━━━━━ TEXTE ━━━━━

« Je me prends parfois comme tout le monde à sourire de mon obstination à achever une œuvre commencée depuis 40 ans. Parfois aussi je pense, et avec une force de conviction intime inaliénable, que ce que je fais là a sa valeur. » - Louis Janmot, 11 mai 1879
Louis Janmot : histoire d’un artiste
Le 21 mai 1814, Louis Janmot naquit à Lyon, dans une famille tournée vers la foi catholique. Âgé de 17 ans, il entre à l’École des beaux-arts de Lyon. Il y sera remarqué et obtiendra une distinction, le laurier d’or, grâce à son autoportrait.
Autoportrait (1832), Louis Janmot
Fier de sa distinction, il quitte Lyon pour Paris en 1833 pour profiter de l’enseignement de Victor Orsel et de Jean-Auguste-Dominique Ingres. Il conservera le goût de la beauté ainsi que celui de la pureté de la peinture d’Ingres et s’inspirera des chefs d’œuvres de la peinture italienne de la Renaissance, notamment l’œuvre de Sandro Botticelli.
Il visite Rome en 1835. En cette année, il débute Le Poème de l’Âme. Il repart pour Lyon et va peindre des œuvres de thèmes religieux. Il expose certaines de ses œuvres au Salon. Le dominicain Henri Lacordaire fonde la confrérie de Saint-Jean-l’Évangéliste dont le but est de propager la foi catholique par le biais de l’art. Louis Janmot l’ayant rencontré va le portraiturer, il sera sans doute en accord avec les idées et ambition du frère.
Le Père Lacordaire (1846), Louis Janmot
En mai 1855, lors de l’exposition universelle, il s’ouvre au monde de son Poème de l’Âme qui reçoit un accueil très négatif, l’artiste en sera perturbé …
Ayant la volonté de devenir directeur de l’École des beaux-arts de Lyon, il n’en sera que professeur, il démissionnera … Alors habitant de Bagneux, Louis Janmot, désormais veuf, doit s’enfuir à Alger devant l’arrivée des Prussiens, pendant la guerre de 1870. À son retour à Paris, il découvre son appartement saccagé et apprend que certains de ses amis ont succombés.
La seconde partie du Poème de l’Âme est achevée en 1861. Dans la foulée, il publie deux volumes regroupant des photographies de ses œuvres et de ses poèmes.
Artiste à cheval entre le romantisme et le symbolisme, il publiera un recueil comprenant tous ses articles en 1887 : Opinion d’un artiste sur l’art.

━━━━━ LIGNES ━━━━━

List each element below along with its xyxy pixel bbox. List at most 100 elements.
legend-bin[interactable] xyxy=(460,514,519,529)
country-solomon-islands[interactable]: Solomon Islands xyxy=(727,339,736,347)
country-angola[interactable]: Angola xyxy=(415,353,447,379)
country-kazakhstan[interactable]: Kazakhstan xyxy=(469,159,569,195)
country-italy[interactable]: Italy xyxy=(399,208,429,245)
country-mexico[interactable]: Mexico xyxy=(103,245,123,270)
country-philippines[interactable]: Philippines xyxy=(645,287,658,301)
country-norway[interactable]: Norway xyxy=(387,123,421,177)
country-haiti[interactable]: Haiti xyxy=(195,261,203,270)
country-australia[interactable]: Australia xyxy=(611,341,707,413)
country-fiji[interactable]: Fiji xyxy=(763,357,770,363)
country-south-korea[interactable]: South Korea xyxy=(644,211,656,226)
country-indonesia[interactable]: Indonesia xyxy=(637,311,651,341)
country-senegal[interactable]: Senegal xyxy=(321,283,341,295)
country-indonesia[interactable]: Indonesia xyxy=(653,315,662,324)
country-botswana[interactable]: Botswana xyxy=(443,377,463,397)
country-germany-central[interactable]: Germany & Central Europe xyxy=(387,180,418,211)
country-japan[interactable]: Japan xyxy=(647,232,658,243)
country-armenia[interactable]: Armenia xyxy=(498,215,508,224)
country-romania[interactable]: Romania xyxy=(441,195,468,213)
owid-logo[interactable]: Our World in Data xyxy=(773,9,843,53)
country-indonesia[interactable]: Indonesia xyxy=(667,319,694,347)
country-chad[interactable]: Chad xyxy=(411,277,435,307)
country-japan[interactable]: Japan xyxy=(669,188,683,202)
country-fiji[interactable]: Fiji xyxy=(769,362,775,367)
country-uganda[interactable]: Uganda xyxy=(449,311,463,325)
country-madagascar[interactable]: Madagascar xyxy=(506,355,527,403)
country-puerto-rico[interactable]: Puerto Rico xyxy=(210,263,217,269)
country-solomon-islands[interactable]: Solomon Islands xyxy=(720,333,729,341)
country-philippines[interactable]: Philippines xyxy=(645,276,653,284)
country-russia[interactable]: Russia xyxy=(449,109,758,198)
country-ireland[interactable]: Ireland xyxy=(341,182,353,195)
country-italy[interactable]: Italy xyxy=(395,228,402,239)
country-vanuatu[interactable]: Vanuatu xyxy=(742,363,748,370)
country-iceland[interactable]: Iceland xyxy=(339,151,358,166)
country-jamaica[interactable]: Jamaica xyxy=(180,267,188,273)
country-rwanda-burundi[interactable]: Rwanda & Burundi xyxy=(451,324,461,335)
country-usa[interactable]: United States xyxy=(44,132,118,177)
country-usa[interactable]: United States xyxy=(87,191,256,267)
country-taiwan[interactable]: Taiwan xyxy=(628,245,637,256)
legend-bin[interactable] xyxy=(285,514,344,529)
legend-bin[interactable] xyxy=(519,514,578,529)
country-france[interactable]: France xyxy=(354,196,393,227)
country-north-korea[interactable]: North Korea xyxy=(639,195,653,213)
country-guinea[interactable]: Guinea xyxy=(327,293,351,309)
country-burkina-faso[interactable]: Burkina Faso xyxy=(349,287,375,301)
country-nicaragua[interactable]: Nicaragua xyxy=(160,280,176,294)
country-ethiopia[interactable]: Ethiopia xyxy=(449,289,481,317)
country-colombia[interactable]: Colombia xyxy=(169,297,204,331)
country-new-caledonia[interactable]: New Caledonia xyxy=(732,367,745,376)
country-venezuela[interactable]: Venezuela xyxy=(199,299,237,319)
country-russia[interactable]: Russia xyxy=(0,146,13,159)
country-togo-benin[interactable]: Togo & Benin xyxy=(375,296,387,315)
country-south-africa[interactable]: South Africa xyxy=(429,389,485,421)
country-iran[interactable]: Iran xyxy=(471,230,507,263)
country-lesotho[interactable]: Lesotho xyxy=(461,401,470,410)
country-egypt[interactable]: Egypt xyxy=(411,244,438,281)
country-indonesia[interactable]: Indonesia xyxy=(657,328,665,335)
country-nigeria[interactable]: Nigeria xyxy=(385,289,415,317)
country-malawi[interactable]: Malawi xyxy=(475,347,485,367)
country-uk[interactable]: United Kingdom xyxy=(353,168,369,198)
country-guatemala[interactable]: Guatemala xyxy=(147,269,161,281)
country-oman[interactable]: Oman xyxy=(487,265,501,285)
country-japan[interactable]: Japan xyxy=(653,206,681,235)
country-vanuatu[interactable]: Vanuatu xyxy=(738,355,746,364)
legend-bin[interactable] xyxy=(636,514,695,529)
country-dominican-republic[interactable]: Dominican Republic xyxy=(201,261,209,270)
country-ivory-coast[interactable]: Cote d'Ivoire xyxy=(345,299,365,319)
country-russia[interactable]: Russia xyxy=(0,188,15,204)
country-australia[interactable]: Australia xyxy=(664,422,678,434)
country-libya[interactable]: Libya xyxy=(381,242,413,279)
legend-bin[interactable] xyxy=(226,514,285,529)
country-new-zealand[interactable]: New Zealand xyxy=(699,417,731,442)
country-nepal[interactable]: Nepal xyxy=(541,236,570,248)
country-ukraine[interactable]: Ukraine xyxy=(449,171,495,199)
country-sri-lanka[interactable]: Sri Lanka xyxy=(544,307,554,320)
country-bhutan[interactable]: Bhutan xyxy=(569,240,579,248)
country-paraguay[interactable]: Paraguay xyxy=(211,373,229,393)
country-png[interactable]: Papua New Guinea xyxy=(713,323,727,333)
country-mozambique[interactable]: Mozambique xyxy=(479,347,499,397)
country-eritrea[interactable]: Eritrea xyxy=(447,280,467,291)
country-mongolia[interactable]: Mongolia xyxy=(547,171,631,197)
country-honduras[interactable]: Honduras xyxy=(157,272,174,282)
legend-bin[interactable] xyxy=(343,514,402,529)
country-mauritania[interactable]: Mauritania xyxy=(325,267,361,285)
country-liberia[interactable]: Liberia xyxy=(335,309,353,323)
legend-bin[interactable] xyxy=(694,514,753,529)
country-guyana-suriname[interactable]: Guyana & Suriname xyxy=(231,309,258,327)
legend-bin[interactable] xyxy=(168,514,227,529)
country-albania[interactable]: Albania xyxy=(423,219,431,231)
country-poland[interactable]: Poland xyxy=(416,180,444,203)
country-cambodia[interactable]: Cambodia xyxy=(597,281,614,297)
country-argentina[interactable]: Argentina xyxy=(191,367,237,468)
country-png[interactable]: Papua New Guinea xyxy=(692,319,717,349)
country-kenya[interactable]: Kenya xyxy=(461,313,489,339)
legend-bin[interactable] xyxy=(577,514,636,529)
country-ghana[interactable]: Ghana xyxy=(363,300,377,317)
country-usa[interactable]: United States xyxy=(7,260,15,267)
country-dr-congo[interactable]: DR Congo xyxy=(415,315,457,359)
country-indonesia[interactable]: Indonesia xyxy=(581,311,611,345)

━━━━━

→ **TRAVAIL DEMANDÉ**:
Quelles villes sont citées dans la biographie de Louis Janmot ?

→ **RÉPONSE RÉDIGÉE**:
Lyon, Paris, Rome, Bagneux et Alger.